▸ **Description of the task**:
Below are the records. List every line holding the word "gestern".
====================
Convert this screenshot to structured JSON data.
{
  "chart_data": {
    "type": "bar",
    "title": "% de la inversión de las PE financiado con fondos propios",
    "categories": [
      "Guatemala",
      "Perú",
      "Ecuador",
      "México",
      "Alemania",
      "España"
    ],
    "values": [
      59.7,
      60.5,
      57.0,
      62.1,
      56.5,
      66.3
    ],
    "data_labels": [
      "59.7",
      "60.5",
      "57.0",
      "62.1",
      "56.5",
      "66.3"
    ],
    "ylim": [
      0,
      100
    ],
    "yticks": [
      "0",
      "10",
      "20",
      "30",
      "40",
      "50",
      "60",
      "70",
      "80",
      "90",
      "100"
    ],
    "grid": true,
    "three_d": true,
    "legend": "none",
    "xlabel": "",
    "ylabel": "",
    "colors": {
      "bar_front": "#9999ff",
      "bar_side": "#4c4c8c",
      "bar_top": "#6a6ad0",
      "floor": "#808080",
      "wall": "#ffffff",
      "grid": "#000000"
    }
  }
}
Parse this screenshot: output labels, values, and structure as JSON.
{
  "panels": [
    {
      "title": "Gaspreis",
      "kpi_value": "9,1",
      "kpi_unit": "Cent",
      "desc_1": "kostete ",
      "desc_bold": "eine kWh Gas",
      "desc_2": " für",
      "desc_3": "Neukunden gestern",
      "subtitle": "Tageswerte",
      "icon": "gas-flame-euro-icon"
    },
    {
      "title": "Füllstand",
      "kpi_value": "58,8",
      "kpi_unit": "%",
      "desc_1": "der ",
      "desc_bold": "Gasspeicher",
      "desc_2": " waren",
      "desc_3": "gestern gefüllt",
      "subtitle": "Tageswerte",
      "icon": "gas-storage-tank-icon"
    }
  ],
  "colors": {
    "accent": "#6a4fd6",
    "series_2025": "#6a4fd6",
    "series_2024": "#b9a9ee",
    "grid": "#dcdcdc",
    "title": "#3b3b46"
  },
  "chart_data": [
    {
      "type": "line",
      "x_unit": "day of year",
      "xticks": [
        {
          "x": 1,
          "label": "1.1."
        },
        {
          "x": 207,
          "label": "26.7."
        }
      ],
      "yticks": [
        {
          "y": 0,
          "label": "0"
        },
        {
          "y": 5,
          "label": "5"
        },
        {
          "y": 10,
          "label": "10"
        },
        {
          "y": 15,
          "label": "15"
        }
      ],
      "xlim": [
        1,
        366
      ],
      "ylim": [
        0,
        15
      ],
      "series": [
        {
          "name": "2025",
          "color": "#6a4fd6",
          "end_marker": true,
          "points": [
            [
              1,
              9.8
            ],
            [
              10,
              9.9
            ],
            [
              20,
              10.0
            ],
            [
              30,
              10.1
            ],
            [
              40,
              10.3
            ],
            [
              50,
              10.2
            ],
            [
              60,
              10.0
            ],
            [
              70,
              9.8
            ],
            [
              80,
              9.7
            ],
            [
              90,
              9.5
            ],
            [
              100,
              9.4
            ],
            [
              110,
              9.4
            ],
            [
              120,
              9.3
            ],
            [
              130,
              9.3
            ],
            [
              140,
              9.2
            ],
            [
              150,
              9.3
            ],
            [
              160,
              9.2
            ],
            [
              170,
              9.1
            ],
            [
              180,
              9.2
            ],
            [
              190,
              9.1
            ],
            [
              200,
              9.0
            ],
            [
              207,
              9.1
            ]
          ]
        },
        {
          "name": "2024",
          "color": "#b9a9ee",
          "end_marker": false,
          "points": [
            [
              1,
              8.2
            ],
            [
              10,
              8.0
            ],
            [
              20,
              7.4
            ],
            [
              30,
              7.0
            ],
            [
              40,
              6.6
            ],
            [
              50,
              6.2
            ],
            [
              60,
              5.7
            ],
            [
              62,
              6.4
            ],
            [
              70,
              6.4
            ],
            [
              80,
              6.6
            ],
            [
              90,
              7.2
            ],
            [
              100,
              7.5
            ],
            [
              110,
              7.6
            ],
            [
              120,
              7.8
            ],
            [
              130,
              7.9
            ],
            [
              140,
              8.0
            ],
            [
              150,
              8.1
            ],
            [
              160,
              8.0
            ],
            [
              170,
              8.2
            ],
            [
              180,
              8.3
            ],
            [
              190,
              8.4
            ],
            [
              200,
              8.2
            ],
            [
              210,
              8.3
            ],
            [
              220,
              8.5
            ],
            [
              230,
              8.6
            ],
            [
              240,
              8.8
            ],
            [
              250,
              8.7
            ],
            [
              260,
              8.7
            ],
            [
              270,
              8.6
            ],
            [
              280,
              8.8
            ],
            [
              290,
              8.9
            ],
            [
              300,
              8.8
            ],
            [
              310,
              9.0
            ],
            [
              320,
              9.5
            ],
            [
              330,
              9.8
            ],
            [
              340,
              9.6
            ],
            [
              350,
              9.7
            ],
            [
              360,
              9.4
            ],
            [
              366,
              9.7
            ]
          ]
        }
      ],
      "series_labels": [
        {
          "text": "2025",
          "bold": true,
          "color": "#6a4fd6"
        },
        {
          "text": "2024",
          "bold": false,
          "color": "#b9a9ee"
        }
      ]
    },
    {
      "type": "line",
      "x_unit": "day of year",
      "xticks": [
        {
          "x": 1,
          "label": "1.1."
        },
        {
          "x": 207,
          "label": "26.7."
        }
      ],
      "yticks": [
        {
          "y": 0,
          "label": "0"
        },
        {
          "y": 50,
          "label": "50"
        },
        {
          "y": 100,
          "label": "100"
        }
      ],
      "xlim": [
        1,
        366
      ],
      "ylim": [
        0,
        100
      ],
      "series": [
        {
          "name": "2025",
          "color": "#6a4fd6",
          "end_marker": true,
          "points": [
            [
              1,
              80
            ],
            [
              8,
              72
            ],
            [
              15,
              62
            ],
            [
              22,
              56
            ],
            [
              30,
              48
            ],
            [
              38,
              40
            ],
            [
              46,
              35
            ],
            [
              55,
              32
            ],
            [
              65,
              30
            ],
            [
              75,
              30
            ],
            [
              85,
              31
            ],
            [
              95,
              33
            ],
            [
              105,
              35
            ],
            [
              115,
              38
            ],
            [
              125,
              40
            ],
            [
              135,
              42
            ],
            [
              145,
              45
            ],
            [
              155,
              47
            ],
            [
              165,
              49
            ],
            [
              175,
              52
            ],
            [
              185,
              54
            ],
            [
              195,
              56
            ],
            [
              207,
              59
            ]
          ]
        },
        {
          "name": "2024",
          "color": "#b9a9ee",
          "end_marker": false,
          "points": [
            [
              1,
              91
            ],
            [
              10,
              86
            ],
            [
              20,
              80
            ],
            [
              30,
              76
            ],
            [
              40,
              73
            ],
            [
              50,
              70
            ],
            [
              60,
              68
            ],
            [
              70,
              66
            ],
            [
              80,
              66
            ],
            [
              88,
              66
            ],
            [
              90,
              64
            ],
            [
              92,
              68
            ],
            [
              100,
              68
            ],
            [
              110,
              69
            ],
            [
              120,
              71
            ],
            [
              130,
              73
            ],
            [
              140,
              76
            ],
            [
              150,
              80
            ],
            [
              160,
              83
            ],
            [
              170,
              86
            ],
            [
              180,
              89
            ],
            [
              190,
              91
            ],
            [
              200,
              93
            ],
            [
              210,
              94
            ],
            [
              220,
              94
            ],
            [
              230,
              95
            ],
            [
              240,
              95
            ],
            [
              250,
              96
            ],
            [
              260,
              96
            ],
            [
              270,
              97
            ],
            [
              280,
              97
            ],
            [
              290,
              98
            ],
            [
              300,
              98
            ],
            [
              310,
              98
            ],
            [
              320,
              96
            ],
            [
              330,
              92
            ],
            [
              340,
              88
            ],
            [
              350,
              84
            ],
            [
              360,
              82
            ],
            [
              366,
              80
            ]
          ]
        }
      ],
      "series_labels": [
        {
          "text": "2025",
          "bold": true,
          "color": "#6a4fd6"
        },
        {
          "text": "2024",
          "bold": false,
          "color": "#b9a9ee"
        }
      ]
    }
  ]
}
====================
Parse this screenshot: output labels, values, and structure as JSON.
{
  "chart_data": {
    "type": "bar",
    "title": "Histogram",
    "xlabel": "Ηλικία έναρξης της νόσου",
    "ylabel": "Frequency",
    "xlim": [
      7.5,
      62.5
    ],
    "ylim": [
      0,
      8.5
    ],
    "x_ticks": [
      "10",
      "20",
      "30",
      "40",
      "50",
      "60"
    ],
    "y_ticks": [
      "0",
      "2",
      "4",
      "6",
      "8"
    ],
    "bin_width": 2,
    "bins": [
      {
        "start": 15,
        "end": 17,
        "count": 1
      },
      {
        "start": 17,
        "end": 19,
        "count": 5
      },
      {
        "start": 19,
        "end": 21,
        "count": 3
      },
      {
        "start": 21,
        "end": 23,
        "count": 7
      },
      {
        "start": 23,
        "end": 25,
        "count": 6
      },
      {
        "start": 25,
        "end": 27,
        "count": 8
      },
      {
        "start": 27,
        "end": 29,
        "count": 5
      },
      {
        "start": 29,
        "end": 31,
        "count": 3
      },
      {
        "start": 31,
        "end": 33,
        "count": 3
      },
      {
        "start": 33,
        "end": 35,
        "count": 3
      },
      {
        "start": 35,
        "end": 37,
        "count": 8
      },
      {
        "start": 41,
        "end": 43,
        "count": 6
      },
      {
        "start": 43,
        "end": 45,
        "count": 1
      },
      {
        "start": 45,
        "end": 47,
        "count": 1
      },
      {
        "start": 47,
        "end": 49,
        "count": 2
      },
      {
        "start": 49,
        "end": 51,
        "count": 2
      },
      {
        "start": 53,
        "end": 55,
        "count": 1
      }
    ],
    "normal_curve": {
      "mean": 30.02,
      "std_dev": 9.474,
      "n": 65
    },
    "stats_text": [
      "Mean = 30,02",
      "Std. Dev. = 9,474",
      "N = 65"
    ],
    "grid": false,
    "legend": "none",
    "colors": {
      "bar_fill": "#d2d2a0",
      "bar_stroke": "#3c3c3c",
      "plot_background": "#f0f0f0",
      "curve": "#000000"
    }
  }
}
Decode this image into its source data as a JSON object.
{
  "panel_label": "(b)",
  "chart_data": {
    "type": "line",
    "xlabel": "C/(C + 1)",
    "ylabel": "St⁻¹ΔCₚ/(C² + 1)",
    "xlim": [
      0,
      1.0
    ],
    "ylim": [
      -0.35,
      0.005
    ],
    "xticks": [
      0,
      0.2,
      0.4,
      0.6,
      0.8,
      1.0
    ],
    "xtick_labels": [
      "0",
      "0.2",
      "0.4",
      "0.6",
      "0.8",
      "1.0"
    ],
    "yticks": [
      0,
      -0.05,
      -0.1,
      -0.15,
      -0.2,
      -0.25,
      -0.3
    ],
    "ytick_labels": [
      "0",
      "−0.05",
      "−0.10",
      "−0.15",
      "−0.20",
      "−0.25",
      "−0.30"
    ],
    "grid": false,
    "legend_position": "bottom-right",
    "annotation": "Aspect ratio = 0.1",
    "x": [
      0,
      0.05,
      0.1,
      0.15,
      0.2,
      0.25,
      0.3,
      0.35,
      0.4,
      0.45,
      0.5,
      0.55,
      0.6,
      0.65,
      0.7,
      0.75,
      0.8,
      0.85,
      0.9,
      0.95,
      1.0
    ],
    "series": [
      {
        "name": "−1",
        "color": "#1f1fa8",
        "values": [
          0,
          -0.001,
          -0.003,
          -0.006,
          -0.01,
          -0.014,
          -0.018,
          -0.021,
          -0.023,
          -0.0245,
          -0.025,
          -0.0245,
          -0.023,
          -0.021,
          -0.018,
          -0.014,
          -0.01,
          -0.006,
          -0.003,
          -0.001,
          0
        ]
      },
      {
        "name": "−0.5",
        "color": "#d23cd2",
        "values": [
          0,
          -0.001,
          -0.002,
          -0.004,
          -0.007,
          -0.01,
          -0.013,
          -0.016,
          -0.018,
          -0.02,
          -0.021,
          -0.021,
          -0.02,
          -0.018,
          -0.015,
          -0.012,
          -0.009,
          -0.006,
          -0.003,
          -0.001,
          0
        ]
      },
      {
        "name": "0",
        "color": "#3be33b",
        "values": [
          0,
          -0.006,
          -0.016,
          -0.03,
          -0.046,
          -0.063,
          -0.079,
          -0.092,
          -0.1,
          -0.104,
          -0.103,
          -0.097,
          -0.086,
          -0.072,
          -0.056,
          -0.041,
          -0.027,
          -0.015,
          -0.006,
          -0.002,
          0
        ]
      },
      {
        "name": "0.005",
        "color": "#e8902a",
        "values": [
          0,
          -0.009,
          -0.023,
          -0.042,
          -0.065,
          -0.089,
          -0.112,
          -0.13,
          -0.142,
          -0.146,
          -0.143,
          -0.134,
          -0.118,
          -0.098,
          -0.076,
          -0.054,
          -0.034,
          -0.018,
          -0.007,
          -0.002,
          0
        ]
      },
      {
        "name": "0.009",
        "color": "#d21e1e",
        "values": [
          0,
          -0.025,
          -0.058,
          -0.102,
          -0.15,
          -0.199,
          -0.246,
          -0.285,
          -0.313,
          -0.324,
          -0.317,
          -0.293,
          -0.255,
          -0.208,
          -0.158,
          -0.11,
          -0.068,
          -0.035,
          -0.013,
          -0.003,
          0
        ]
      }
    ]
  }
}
====================
▸ **Solution**:
      "desc_3": "Neukunden gestern",
      "desc_3": "gestern gefüllt",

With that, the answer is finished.